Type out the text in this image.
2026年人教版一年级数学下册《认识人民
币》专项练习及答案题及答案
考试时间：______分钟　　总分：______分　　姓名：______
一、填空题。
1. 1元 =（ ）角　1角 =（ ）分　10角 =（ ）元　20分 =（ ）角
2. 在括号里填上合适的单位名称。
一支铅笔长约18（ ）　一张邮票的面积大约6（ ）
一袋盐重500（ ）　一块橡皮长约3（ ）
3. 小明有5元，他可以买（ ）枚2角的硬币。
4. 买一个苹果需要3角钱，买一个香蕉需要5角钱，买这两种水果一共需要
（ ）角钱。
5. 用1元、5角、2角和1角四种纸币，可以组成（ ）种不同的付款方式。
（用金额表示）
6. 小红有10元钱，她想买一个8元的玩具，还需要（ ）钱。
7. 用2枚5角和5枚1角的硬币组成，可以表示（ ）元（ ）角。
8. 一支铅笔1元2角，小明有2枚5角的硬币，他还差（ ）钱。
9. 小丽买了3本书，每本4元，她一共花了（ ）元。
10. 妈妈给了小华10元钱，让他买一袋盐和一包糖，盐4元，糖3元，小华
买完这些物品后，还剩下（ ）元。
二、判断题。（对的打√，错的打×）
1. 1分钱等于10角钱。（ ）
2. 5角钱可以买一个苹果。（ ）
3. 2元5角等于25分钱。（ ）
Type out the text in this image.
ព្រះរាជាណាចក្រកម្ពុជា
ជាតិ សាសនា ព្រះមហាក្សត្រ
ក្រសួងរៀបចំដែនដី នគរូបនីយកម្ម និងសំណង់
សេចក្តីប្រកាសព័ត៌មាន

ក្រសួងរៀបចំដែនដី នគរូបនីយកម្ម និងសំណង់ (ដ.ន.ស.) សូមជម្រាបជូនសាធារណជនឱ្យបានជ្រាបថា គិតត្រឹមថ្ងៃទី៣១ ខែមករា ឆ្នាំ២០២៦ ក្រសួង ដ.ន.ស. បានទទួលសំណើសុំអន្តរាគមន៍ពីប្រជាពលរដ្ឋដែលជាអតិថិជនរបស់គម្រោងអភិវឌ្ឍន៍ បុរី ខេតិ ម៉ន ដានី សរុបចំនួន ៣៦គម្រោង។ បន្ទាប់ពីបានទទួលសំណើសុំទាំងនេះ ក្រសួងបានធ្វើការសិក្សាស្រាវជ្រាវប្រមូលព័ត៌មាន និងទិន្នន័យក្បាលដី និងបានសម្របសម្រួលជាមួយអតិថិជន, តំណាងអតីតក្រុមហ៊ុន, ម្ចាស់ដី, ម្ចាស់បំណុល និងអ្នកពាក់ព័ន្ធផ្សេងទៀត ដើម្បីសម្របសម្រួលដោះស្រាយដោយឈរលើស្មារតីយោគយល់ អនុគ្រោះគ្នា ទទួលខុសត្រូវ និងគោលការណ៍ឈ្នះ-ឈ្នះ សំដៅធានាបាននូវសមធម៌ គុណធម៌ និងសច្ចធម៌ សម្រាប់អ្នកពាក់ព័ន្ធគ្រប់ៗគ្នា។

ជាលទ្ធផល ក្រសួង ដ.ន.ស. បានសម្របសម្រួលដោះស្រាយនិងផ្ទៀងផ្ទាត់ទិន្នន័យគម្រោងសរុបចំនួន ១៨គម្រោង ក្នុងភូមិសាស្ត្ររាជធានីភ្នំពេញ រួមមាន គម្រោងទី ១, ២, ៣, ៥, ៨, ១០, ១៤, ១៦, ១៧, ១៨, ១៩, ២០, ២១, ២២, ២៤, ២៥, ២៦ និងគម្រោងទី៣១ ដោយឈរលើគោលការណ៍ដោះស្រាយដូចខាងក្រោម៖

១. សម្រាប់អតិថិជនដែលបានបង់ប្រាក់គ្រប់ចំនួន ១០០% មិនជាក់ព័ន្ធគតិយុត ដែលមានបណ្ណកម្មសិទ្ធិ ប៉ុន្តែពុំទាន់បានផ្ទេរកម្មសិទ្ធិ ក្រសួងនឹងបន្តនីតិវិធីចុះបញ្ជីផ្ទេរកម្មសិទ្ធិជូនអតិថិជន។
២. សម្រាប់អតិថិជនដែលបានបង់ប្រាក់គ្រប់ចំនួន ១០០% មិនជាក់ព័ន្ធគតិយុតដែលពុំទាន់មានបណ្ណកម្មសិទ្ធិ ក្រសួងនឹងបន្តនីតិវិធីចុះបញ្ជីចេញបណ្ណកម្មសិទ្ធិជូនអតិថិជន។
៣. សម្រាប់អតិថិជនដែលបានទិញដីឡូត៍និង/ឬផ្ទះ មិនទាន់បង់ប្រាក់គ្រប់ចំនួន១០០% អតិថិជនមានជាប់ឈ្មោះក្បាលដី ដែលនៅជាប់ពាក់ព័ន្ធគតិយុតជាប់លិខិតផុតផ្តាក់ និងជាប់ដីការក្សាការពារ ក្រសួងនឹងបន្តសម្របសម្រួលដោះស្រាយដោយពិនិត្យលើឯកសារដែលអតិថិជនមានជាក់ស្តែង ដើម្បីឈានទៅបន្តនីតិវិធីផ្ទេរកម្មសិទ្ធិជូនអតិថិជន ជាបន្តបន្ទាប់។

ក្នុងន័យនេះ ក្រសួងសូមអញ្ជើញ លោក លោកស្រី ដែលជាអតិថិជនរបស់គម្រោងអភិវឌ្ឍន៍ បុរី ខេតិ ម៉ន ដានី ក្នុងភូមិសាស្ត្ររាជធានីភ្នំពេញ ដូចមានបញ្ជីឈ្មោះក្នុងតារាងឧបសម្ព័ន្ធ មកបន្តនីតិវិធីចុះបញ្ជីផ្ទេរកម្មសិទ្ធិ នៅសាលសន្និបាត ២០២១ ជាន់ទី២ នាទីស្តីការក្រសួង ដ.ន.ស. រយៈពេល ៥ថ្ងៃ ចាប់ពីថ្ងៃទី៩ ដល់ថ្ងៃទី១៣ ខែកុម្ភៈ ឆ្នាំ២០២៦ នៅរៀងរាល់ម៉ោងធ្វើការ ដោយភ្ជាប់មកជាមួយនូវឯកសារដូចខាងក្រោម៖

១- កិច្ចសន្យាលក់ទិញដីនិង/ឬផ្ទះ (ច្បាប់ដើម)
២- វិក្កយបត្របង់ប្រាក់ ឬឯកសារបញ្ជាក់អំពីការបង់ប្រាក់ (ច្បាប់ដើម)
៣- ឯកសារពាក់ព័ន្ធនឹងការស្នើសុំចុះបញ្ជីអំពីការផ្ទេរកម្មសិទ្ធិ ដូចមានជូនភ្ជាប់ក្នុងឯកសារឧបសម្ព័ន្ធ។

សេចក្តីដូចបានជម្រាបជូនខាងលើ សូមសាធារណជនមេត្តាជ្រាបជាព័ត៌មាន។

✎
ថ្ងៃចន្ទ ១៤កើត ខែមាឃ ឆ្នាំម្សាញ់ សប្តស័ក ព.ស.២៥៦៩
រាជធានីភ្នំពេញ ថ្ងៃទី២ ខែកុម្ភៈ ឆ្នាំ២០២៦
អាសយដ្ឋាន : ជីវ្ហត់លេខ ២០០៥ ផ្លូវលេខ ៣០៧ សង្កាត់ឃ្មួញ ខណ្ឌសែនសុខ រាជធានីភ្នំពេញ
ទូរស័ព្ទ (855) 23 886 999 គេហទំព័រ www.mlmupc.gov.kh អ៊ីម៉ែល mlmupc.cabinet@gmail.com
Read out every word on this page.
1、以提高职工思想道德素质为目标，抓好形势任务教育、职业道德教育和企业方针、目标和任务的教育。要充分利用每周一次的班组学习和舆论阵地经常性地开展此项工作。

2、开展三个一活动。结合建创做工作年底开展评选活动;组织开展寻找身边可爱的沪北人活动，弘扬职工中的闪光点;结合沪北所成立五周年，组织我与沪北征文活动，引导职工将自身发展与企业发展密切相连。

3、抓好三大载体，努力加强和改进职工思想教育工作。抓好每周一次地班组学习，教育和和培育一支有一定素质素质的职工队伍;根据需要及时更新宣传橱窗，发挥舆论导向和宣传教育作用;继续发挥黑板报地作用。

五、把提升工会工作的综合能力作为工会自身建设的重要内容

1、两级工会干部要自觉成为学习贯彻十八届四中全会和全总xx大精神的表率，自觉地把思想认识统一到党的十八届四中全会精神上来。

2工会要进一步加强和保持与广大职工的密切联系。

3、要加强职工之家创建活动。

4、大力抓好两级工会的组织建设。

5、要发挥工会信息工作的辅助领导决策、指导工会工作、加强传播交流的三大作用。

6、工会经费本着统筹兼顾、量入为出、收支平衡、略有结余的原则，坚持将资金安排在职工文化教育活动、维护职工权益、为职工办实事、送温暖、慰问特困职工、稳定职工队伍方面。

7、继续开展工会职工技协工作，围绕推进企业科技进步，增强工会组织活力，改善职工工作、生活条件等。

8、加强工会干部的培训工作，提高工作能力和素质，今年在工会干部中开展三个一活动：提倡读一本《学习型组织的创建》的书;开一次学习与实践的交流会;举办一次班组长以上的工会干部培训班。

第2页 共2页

——————

WRITTEN TASK — Which lines include the word "ជនរបស"? Copy every one of them.

OUTPUT OF THE EXERCISE —
ក្រសួងរៀបចំដែនដី នគរូបនីយកម្ម និងសំណង់ (ដ.ន.ស.) សូមជម្រាបជូនសាធារណជនឱ្យបានជ្រាបថា គិតត្រឹមថ្ងៃទី៣១ ខែមករា ឆ្នាំ២០២៦ ក្រសួង ដ.ន.ស. បានទទួលសំណើសុំអន្តរាគមន៍ពីប្រជាពលរដ្ឋដែលជាអតិថិជនរបស់គម្រោងអភិវឌ្ឍន៍ បុរី ខេតិ ម៉ន ដានី សរុបចំនួន ៣៦គម្រោង។ បន្ទាប់ពីបានទទួលសំណើសុំទាំងនេះ ក្រសួងបានធ្វើការសិក្សាស្រាវជ្រាវប្រមូលព័ត៌មាន និងទិន្នន័យក្បាលដី និងបានសម្របសម្រួលជាមួយអតិថិជន, តំណាងអតីតក្រុមហ៊ុន, ម្ចាស់ដី, ម្ចាស់បំណុល និងអ្នកពាក់ព័ន្ធផ្សេងទៀត ដើម្បីសម្របសម្រួលដោះស្រាយដោយឈរលើស្មារតីយោគយល់ អនុគ្រោះគ្នា ទទួលខុសត្រូវ និងគោលការណ៍ឈ្នះ-ឈ្នះ សំដៅធានាបាននូវសមធម៌ គុណធម៌ និងសច្ចធម៌ សម្រាប់អ្នកពាក់ព័ន្ធគ្រប់ៗគ្នា។
ក្នុងន័យនេះ ក្រសួងសូមអញ្ជើញ លោក លោកស្រី ដែលជាអតិថិជនរបស់គម្រោងអភិវឌ្ឍន៍ បុរី ខេតិ ម៉ន ដានី ក្នុងភូមិសាស្ត្ររាជធានីភ្នំពេញ ដូចមានបញ្ជីឈ្មោះក្នុងតារាងឧបសម្ព័ន្ធ មកបន្តនីតិវិធីចុះបញ្ជីផ្ទេរកម្មសិទ្ធិ នៅសាលសន្និបាត ២០២១ ជាន់ទី២ នាទីស្តីការក្រសួង ដ.ន.ស. រយៈពេល ៥ថ្ងៃ ចាប់ពីថ្ងៃទី៩ ដល់ថ្ងៃទី១៣ ខែកុម្ភៈ ឆ្នាំ២០២៦ នៅរៀងរាល់ម៉ោងធ្វើការ ដោយភ្ជាប់មកជាមួយនូវឯកសារដូចខាងក្រោម៖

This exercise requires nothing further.